**What you need to do:**
Copy all records verbatim.

==========

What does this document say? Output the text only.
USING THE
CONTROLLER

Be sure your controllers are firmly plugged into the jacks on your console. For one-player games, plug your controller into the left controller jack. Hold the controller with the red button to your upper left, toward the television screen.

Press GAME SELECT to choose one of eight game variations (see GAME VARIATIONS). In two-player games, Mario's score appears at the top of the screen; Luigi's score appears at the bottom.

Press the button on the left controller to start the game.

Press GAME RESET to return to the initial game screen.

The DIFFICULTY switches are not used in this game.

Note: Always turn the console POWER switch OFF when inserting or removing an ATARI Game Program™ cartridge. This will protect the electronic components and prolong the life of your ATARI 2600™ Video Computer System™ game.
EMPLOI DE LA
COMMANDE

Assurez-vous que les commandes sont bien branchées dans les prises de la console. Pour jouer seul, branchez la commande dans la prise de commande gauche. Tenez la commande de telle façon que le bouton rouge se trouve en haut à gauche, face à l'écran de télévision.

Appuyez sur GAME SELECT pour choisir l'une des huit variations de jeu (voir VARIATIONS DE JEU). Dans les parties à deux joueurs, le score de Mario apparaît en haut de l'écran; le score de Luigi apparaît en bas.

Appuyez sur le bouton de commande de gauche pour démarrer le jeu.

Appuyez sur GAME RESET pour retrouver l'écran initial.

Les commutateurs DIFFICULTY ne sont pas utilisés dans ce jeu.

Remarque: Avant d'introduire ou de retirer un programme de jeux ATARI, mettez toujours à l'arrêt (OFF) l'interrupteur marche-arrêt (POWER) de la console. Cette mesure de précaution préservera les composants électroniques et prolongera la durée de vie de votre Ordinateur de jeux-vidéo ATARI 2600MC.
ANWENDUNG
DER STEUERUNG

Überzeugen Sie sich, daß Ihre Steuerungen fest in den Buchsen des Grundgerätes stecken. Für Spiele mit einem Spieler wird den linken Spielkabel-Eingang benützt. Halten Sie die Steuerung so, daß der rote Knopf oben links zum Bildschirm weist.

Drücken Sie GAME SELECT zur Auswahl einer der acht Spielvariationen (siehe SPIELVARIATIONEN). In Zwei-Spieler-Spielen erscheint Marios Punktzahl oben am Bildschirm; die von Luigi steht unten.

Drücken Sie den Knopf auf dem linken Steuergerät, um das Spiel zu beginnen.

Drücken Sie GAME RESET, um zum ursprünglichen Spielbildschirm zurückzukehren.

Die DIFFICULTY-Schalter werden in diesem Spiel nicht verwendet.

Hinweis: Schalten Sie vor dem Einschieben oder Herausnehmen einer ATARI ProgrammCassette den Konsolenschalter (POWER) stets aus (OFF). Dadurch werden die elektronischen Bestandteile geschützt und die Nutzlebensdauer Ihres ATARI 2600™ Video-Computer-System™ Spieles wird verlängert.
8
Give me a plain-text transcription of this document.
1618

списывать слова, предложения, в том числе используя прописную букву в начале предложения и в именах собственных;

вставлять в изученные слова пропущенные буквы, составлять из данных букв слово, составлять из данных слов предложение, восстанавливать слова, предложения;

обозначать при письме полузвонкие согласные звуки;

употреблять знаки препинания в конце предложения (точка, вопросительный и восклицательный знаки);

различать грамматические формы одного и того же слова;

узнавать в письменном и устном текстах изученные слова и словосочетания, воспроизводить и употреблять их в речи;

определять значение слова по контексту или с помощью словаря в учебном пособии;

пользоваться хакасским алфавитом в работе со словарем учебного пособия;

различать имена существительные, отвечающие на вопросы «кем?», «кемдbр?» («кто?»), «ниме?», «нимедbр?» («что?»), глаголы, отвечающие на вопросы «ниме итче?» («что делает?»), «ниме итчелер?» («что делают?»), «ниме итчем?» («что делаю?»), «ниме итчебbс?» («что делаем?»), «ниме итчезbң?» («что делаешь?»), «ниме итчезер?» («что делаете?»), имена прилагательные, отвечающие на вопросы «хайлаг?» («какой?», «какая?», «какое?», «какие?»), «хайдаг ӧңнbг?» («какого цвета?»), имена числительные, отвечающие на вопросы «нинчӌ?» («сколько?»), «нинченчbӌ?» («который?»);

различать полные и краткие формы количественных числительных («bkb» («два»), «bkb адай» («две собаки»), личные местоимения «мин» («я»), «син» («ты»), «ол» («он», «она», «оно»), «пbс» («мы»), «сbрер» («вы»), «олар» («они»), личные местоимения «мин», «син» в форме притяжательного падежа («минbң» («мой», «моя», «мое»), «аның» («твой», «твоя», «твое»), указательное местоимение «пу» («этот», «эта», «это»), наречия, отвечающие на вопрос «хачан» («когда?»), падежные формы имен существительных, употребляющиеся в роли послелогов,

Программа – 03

==========

**Exercise answer:**
What does this document say? Output the text only.
USING THE
CONTROLLER

Be sure your controllers are firmly plugged into the jacks on your console. For one-player games, plug your controller into the left controller jack. Hold the controller with the red button to your upper left, toward the television screen.

Press GAME SELECT to choose one of eight game variations (see GAME VARIATIONS). In two-player games, Mario's score appears at the top of the screen; Luigi's score appears at the bottom.

Press the button on the left controller to start the game.

Press GAME RESET to return to the initial game screen.

The DIFFICULTY switches are not used in this game.

Note: Always turn the console POWER switch OFF when inserting or removing an ATARI Game Program™ cartridge. This will protect the electronic components and prolong the life of your ATARI 2600™ Video Computer System™ game.
EMPLOI DE LA
COMMANDE

Assurez-vous que les commandes sont bien branchées dans les prises de la console. Pour jouer seul, branchez la commande dans la prise de commande gauche. Tenez la commande de telle façon que le bouton rouge se trouve en haut à gauche, face à l'écran de télévision.

Appuyez sur GAME SELECT pour choisir l'une des huit variations de jeu (voir VARIATIONS DE JEU). Dans les parties à deux joueurs, le score de Mario apparaît en haut de l'écran; le score de Luigi apparaît en bas.

Appuyez sur le bouton de commande de gauche pour démarrer le jeu.

Appuyez sur GAME RESET pour retrouver l'écran initial.

Les commutateurs DIFFICULTY ne sont pas utilisés dans ce jeu.

Remarque: Avant d'introduire ou de retirer un programme de jeux ATARI, mettez toujours à l'arrêt (OFF) l'interrupteur marche-arrêt (POWER) de la console. Cette mesure de précaution préservera les composants électroniques et prolongera la durée de vie de votre Ordinateur de jeux-vidéo ATARI 2600MC.
ANWENDUNG
DER STEUERUNG

Überzeugen Sie sich, daß Ihre Steuerungen fest in den Buchsen des Grundgerätes stecken. Für Spiele mit einem Spieler wird den linken Spielkabel-Eingang benützt. Halten Sie die Steuerung so, daß der rote Knopf oben links zum Bildschirm weist.

Drücken Sie GAME SELECT zur Auswahl einer der acht Spielvariationen (siehe SPIELVARIATIONEN). In Zwei-Spieler-Spielen erscheint Marios Punktzahl oben am Bildschirm; die von Luigi steht unten.

Drücken Sie den Knopf auf dem linken Steuergerät, um das Spiel zu beginnen.

Drücken Sie GAME RESET, um zum ursprünglichen Spielbildschirm zurückzukehren.

Die DIFFICULTY-Schalter werden in diesem Spiel nicht verwendet.

Hinweis: Schalten Sie vor dem Einschieben oder Herausnehmen einer ATARI ProgrammCassette den Konsolenschalter (POWER) stets aus (OFF). Dadurch werden die elektronischen Bestandteile geschützt und die Nutzlebensdauer Ihres ATARI 2600™ Video-Computer-System™ Spieles wird verlängert.
8
Give me a plain-text transcription of this document.
1618

списывать слова, предложения, в том числе используя прописную букву в начале предложения и в именах собственных;

вставлять в изученные слова пропущенные буквы, составлять из данных букв слово, составлять из данных слов предложение, восстанавливать слова, предложения;

обозначать при письме полузвонкие согласные звуки;

употреблять знаки препинания в конце предложения (точка, вопросительный и восклицательный знаки);

различать грамматические формы одного и того же слова;

узнавать в письменном и устном текстах изученные слова и словосочетания, воспроизводить и употреблять их в речи;

определять значение слова по контексту или с помощью словаря в учебном пособии;

пользоваться хакасским алфавитом в работе со словарем учебного пособия;

различать имена существительные, отвечающие на вопросы «кем?», «кемдbр?» («кто?»), «ниме?», «нимедbр?» («что?»), глаголы, отвечающие на вопросы «ниме итче?» («что делает?»), «ниме итчелер?» («что делают?»), «ниме итчем?» («что делаю?»), «ниме итчебbс?» («что делаем?»), «ниме итчезbң?» («что делаешь?»), «ниме итчезер?» («что делаете?»), имена прилагательные, отвечающие на вопросы «хайлаг?» («какой?», «какая?», «какое?», «какие?»), «хайдаг ӧңнbг?» («какого цвета?»), имена числительные, отвечающие на вопросы «нинчӌ?» («сколько?»), «нинченчbӌ?» («который?»);

различать полные и краткие формы количественных числительных («bkb» («два»), «bkb адай» («две собаки»), личные местоимения «мин» («я»), «син» («ты»), «ол» («он», «она», «оно»), «пbс» («мы»), «сbрер» («вы»), «олар» («они»), личные местоимения «мин», «син» в форме притяжательного падежа («минbң» («мой», «моя», «мое»), «аның» («твой», «твоя», «твое»), указательное местоимение «пу» («этот», «эта», «это»), наречия, отвечающие на вопрос «хачан» («когда?»), падежные формы имен существительных, употребляющиеся в роли послелогов,

Программа – 03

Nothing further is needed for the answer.